>> start

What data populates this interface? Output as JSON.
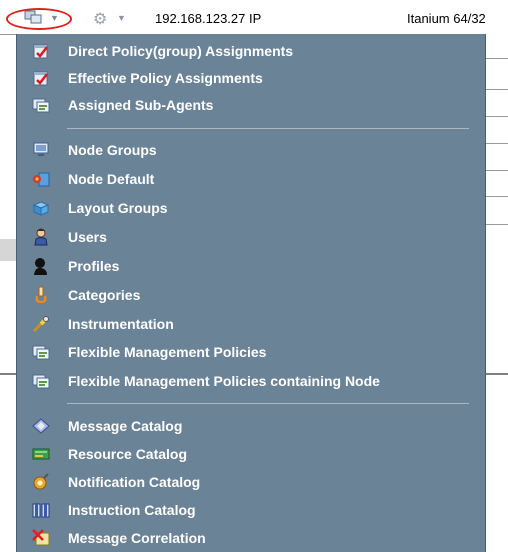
{
  "toolbar": {
    "ip": "192.168.123.27   IP",
    "os": "Itanium 64/32"
  },
  "menu": {
    "items": [
      {
        "label": "Direct Policy(group) Assignments",
        "icon": "policy-check-icon"
      },
      {
        "label": "Effective Policy Assignments",
        "icon": "policy-check-icon"
      },
      {
        "label": "Assigned Sub-Agents",
        "icon": "subagent-icon"
      },
      {
        "label": "Node Groups",
        "icon": "node-groups-icon"
      },
      {
        "label": "Node Default",
        "icon": "node-default-icon"
      },
      {
        "label": "Layout Groups",
        "icon": "layout-groups-icon"
      },
      {
        "label": "Users",
        "icon": "users-icon"
      },
      {
        "label": "Profiles",
        "icon": "profiles-icon"
      },
      {
        "label": "Categories",
        "icon": "categories-icon"
      },
      {
        "label": "Instrumentation",
        "icon": "instrumentation-icon"
      },
      {
        "label": "Flexible Management Policies",
        "icon": "flexible-policies-icon"
      },
      {
        "label": "Flexible Management Policies containing Node",
        "icon": "flexible-policies-icon"
      },
      {
        "label": "Message Catalog",
        "icon": "message-catalog-icon"
      },
      {
        "label": "Resource Catalog",
        "icon": "resource-catalog-icon"
      },
      {
        "label": "Notification Catalog",
        "icon": "notification-catalog-icon"
      },
      {
        "label": "Instruction Catalog",
        "icon": "instruction-catalog-icon"
      },
      {
        "label": "Message Correlation",
        "icon": "message-correlation-icon"
      }
    ]
  },
  "colors": {
    "menu_bg": "#6b8397",
    "highlight_ring": "#e0201a"
  }
}
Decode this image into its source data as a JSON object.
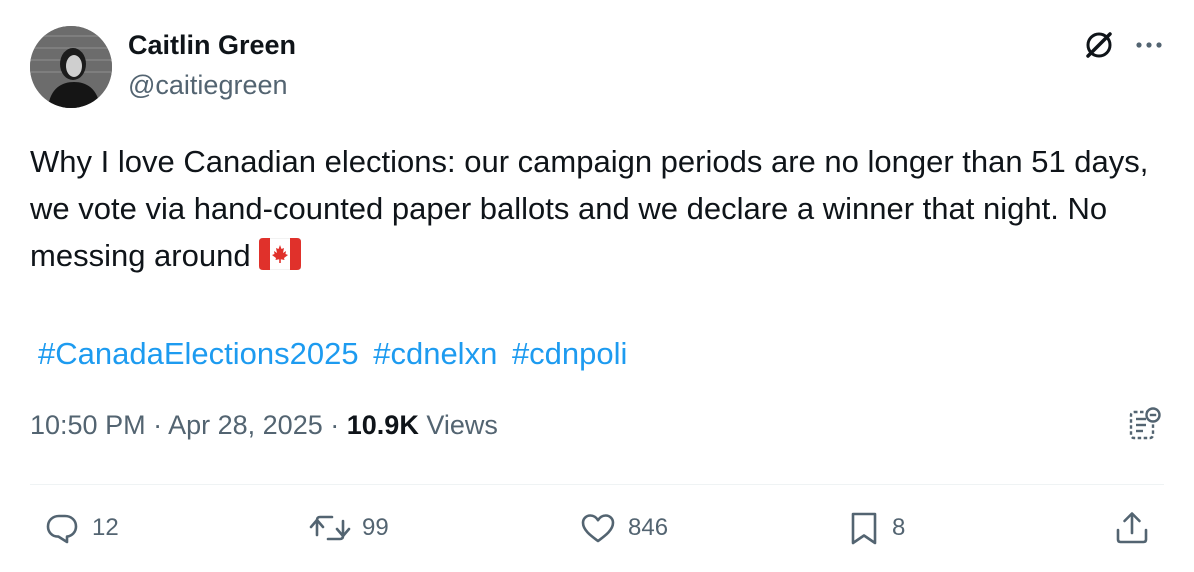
{
  "author": {
    "display_name": "Caitlin Green",
    "handle": "@caitiegreen"
  },
  "icons": {
    "grok": "grok-icon",
    "more": "more-options-icon",
    "analytics": "analytics-icon",
    "reply": "reply-icon",
    "repost": "repost-icon",
    "like": "heart-icon",
    "bookmark": "bookmark-icon",
    "share": "share-icon",
    "flag": "canada-flag-emoji"
  },
  "tweet": {
    "text": "Why I love Canadian elections: our campaign periods are no longer than 51 days, we vote via hand-counted paper ballots and we declare a winner that night. No messing around",
    "hashtags": [
      "#CanadaElections2025",
      "#cdnelxn",
      "#cdnpoli"
    ],
    "time": "10:50 PM",
    "separator": "·",
    "date": "Apr 28, 2025",
    "views_count": "10.9K",
    "views_label": "Views"
  },
  "actions": {
    "replies": "12",
    "reposts": "99",
    "likes": "846",
    "bookmarks": "8"
  },
  "colors": {
    "text": "#0f1419",
    "secondary": "#536471",
    "link": "#1d9bf0",
    "divider": "#eff3f4"
  }
}
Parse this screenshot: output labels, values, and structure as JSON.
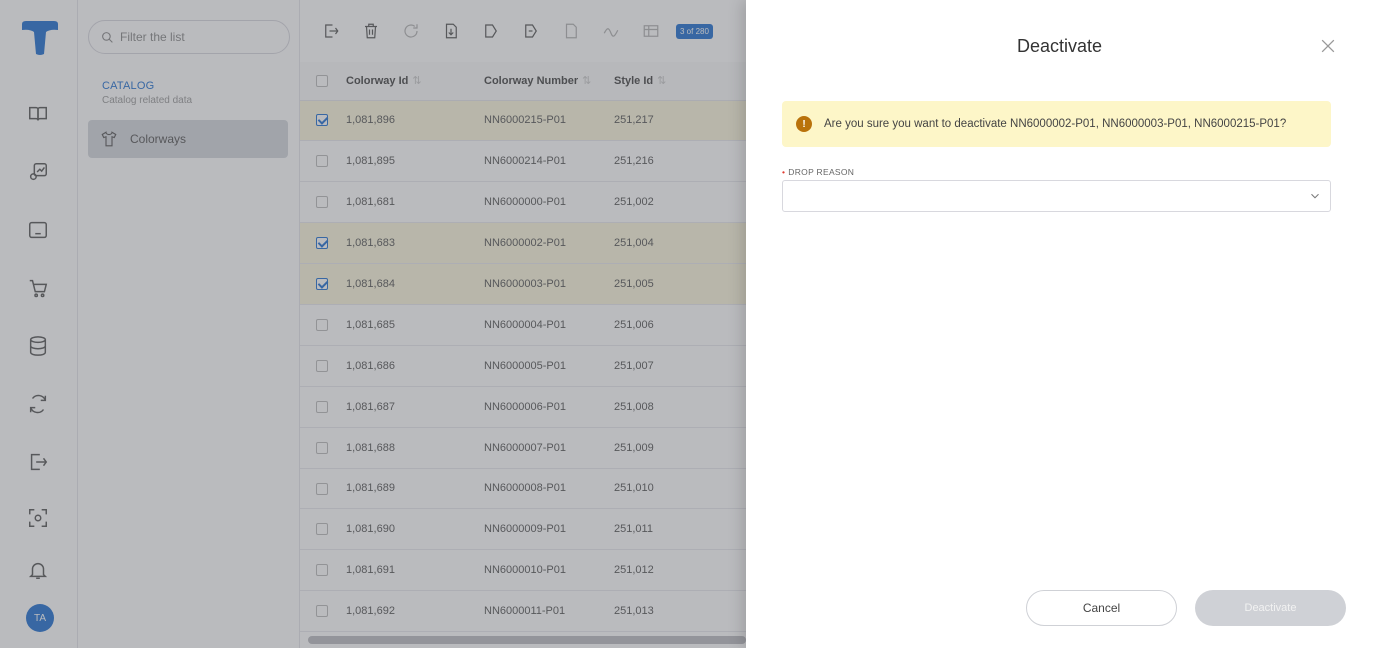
{
  "rail": {
    "avatar_initials": "TA",
    "brand_color": "#1f6fd1"
  },
  "nav": {
    "filter_placeholder": "Filter the list",
    "catalog_title": "CATALOG",
    "catalog_subtitle": "Catalog related data",
    "active_item": "Colorways"
  },
  "grid": {
    "selection_badge": "3 of 280",
    "columns": [
      "Colorway Id",
      "Colorway Number",
      "Style Id"
    ],
    "rows": [
      {
        "id": "1,081,896",
        "number": "NN6000215-P01",
        "style": "251,217",
        "selected": true
      },
      {
        "id": "1,081,895",
        "number": "NN6000214-P01",
        "style": "251,216",
        "selected": false
      },
      {
        "id": "1,081,681",
        "number": "NN6000000-P01",
        "style": "251,002",
        "selected": false
      },
      {
        "id": "1,081,683",
        "number": "NN6000002-P01",
        "style": "251,004",
        "selected": true
      },
      {
        "id": "1,081,684",
        "number": "NN6000003-P01",
        "style": "251,005",
        "selected": true
      },
      {
        "id": "1,081,685",
        "number": "NN6000004-P01",
        "style": "251,006",
        "selected": false
      },
      {
        "id": "1,081,686",
        "number": "NN6000005-P01",
        "style": "251,007",
        "selected": false
      },
      {
        "id": "1,081,687",
        "number": "NN6000006-P01",
        "style": "251,008",
        "selected": false
      },
      {
        "id": "1,081,688",
        "number": "NN6000007-P01",
        "style": "251,009",
        "selected": false
      },
      {
        "id": "1,081,689",
        "number": "NN6000008-P01",
        "style": "251,010",
        "selected": false
      },
      {
        "id": "1,081,690",
        "number": "NN6000009-P01",
        "style": "251,011",
        "selected": false
      },
      {
        "id": "1,081,691",
        "number": "NN6000010-P01",
        "style": "251,012",
        "selected": false
      },
      {
        "id": "1,081,692",
        "number": "NN6000011-P01",
        "style": "251,013",
        "selected": false
      }
    ]
  },
  "dialog": {
    "title": "Deactivate",
    "warning": "Are you sure you want to deactivate NN6000002-P01, NN6000003-P01, NN6000215-P01?",
    "drop_reason_label": "DROP REASON",
    "drop_reason_value": "",
    "cancel_label": "Cancel",
    "deactivate_label": "Deactivate"
  }
}
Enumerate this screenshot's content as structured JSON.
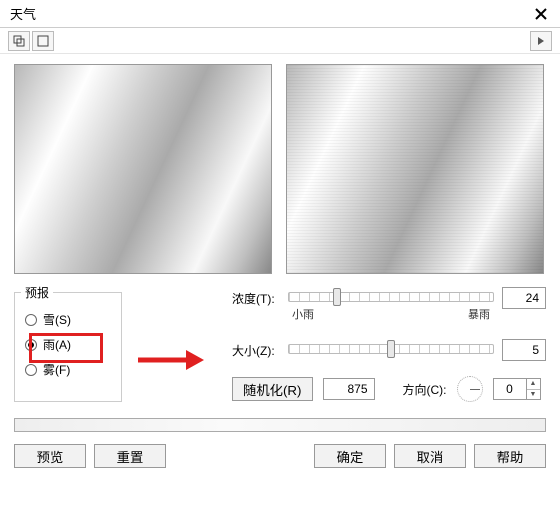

>> end

◆ **WHAT THE EXERCISE ASKS**
Determine how many lines of the material include the string "Management". Output only that count.

◆ **ANSWER TO THIS EXERCISE**
2